## Brief
Pull out every line in the data that has the string "about" in it.

## Entries

::::::::::

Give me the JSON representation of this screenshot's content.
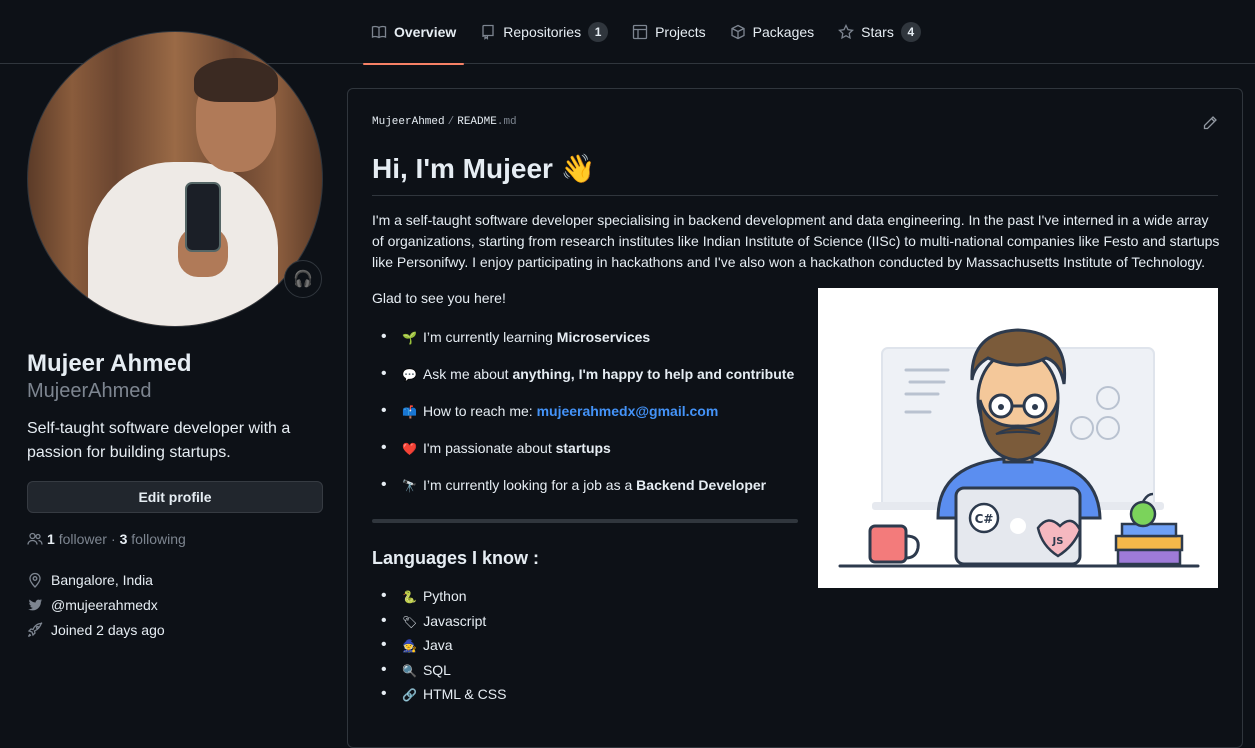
{
  "tabs": [
    {
      "label": "Overview",
      "icon": "book-icon"
    },
    {
      "label": "Repositories",
      "icon": "repo-icon",
      "count": "1"
    },
    {
      "label": "Projects",
      "icon": "table-icon"
    },
    {
      "label": "Packages",
      "icon": "package-icon"
    },
    {
      "label": "Stars",
      "icon": "star-icon",
      "count": "4"
    }
  ],
  "profile": {
    "status_emoji": "🎧",
    "name": "Mujeer Ahmed",
    "login": "MujeerAhmed",
    "bio": "Self-taught software developer with a passion for building startups.",
    "edit_label": "Edit profile",
    "followers_count": "1",
    "followers_label": "follower",
    "following_count": "3",
    "following_label": "following",
    "separator": "·",
    "location": "Bangalore, India",
    "twitter": "@mujeerahmedx",
    "joined": "Joined 2 days ago"
  },
  "readme": {
    "owner": "MujeerAhmed",
    "file": "README",
    "ext": ".md",
    "title": "Hi, I'm Mujeer",
    "title_emoji": "👋",
    "intro": "I'm a self-taught software developer specialising in backend development and data engineering. In the past I've interned in a wide array of organizations, starting from research institutes like Indian Institute of Science (IISc) to multi-national companies like Festo and startups like Personifwy. I enjoy participating in hackathons and I've also won a hackathon conducted by Massachusetts Institute of Technology.",
    "glad": "Glad to see you here!",
    "bullets": [
      {
        "emoji": "🌱",
        "text": "I’m currently learning ",
        "bold": "Microservices"
      },
      {
        "emoji": "💬",
        "text": "Ask me about ",
        "bold": "anything, I'm happy to help and contribute"
      },
      {
        "emoji": "📫",
        "text": "How to reach me: ",
        "link": "mujeerahmedx@gmail.com"
      },
      {
        "emoji": "❤️",
        "text": "I'm passionate about ",
        "bold": "startups"
      },
      {
        "emoji": "🔭",
        "text": "I’m currently looking for a job as a ",
        "bold": "Backend Developer"
      }
    ],
    "languages_title": "Languages I know :",
    "languages": [
      {
        "emoji": "🐍",
        "label": "Python"
      },
      {
        "emoji": "🏷",
        "label": "Javascript"
      },
      {
        "emoji": "🧙",
        "label": "Java"
      },
      {
        "emoji": "🔍",
        "label": "SQL"
      },
      {
        "emoji": "🔗",
        "label": "HTML & CSS"
      }
    ],
    "illustration_labels": {
      "csharp": "C#",
      "js": "JS"
    }
  }
}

::::::::::

## Correct response
        "text": "Ask me about ",
        "text": "I'm passionate about ",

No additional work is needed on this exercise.